◆ Extracted data ◆
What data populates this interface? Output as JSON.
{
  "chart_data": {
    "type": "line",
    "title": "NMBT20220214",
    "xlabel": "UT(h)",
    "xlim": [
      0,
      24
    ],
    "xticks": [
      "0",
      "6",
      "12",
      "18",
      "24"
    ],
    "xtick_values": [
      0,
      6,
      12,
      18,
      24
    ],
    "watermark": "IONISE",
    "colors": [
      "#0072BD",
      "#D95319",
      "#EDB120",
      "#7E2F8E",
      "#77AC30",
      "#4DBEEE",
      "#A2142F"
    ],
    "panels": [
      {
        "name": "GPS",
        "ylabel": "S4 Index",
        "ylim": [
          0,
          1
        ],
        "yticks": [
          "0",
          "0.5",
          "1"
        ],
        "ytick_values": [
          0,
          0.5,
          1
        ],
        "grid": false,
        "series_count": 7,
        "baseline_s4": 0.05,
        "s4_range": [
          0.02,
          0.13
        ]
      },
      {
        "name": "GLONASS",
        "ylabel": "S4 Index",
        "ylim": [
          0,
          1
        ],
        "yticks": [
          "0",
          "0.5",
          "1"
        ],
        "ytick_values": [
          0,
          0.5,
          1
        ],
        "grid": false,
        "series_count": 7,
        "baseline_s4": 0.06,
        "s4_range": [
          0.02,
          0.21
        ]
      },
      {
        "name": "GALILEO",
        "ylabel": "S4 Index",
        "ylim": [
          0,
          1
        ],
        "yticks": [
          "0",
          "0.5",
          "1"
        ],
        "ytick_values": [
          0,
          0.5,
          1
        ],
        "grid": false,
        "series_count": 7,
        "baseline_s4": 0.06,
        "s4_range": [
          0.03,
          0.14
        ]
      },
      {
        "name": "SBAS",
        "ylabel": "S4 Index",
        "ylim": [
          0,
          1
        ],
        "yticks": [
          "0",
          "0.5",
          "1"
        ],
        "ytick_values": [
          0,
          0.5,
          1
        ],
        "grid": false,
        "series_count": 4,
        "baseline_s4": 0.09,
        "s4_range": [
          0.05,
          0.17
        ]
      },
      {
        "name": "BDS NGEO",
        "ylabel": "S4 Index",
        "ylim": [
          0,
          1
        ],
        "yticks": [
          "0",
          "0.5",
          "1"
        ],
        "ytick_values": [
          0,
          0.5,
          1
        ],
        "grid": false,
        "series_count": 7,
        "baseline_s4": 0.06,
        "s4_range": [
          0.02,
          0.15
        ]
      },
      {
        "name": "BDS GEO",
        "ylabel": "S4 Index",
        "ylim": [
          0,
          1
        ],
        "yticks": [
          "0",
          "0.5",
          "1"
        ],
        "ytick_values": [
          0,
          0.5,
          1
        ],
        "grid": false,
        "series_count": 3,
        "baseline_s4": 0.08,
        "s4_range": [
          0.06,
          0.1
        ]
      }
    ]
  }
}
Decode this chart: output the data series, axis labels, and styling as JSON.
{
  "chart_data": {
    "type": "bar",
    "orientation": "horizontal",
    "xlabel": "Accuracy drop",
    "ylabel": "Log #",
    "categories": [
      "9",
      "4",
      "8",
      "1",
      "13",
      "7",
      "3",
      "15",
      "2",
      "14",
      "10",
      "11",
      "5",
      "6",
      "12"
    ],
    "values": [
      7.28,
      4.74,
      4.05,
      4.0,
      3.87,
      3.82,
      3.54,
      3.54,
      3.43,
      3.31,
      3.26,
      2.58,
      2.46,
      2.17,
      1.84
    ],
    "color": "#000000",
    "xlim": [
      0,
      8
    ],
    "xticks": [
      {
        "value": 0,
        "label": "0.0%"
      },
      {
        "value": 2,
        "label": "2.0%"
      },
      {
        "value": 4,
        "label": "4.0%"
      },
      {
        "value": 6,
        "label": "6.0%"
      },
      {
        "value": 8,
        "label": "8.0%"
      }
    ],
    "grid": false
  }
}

◆ Aim of the exercise ◆
Retype the data in full and match it exactly.

◆ Task response ◆
What data populates this interface? Output as JSON.
{
  "chart_data": {
    "type": "line",
    "title": "NMBT20220214",
    "xlabel": "UT(h)",
    "xlim": [
      0,
      24
    ],
    "xticks": [
      "0",
      "6",
      "12",
      "18",
      "24"
    ],
    "xtick_values": [
      0,
      6,
      12,
      18,
      24
    ],
    "watermark": "IONISE",
    "colors": [
      "#0072BD",
      "#D95319",
      "#EDB120",
      "#7E2F8E",
      "#77AC30",
      "#4DBEEE",
      "#A2142F"
    ],
    "panels": [
      {
        "name": "GPS",
        "ylabel": "S4 Index",
        "ylim": [
          0,
          1
        ],
        "yticks": [
          "0",
          "0.5",
          "1"
        ],
        "ytick_values": [
          0,
          0.5,
          1
        ],
        "grid": false,
        "series_count": 7,
        "baseline_s4": 0.05,
        "s4_range": [
          0.02,
          0.13
        ]
      },
      {
        "name": "GLONASS",
        "ylabel": "S4 Index",
        "ylim": [
          0,
          1
        ],
        "yticks": [
          "0",
          "0.5",
          "1"
        ],
        "ytick_values": [
          0,
          0.5,
          1
        ],
        "grid": false,
        "series_count": 7,
        "baseline_s4": 0.06,
        "s4_range": [
          0.02,
          0.21
        ]
      },
      {
        "name": "GALILEO",
        "ylabel": "S4 Index",
        "ylim": [
          0,
          1
        ],
        "yticks": [
          "0",
          "0.5",
          "1"
        ],
        "ytick_values": [
          0,
          0.5,
          1
        ],
        "grid": false,
        "series_count": 7,
        "baseline_s4": 0.06,
        "s4_range": [
          0.03,
          0.14
        ]
      },
      {
        "name": "SBAS",
        "ylabel": "S4 Index",
        "ylim": [
          0,
          1
        ],
        "yticks": [
          "0",
          "0.5",
          "1"
        ],
        "ytick_values": [
          0,
          0.5,
          1
        ],
        "grid": false,
        "series_count": 4,
        "baseline_s4": 0.09,
        "s4_range": [
          0.05,
          0.17
        ]
      },
      {
        "name": "BDS NGEO",
        "ylabel": "S4 Index",
        "ylim": [
          0,
          1
        ],
        "yticks": [
          "0",
          "0.5",
          "1"
        ],
        "ytick_values": [
          0,
          0.5,
          1
        ],
        "grid": false,
        "series_count": 7,
        "baseline_s4": 0.06,
        "s4_range": [
          0.02,
          0.15
        ]
      },
      {
        "name": "BDS GEO",
        "ylabel": "S4 Index",
        "ylim": [
          0,
          1
        ],
        "yticks": [
          "0",
          "0.5",
          "1"
        ],
        "ytick_values": [
          0,
          0.5,
          1
        ],
        "grid": false,
        "series_count": 3,
        "baseline_s4": 0.08,
        "s4_range": [
          0.06,
          0.1
        ]
      }
    ]
  }
}
Decode this chart: output the data series, axis labels, and styling as JSON.
{
  "chart_data": {
    "type": "bar",
    "orientation": "horizontal",
    "xlabel": "Accuracy drop",
    "ylabel": "Log #",
    "categories": [
      "9",
      "4",
      "8",
      "1",
      "13",
      "7",
      "3",
      "15",
      "2",
      "14",
      "10",
      "11",
      "5",
      "6",
      "12"
    ],
    "values": [
      7.28,
      4.74,
      4.05,
      4.0,
      3.87,
      3.82,
      3.54,
      3.54,
      3.43,
      3.31,
      3.26,
      2.58,
      2.46,
      2.17,
      1.84
    ],
    "color": "#000000",
    "xlim": [
      0,
      8
    ],
    "xticks": [
      {
        "value": 0,
        "label": "0.0%"
      },
      {
        "value": 2,
        "label": "2.0%"
      },
      {
        "value": 4,
        "label": "4.0%"
      },
      {
        "value": 6,
        "label": "6.0%"
      },
      {
        "value": 8,
        "label": "8.0%"
      }
    ],
    "grid": false
  }
}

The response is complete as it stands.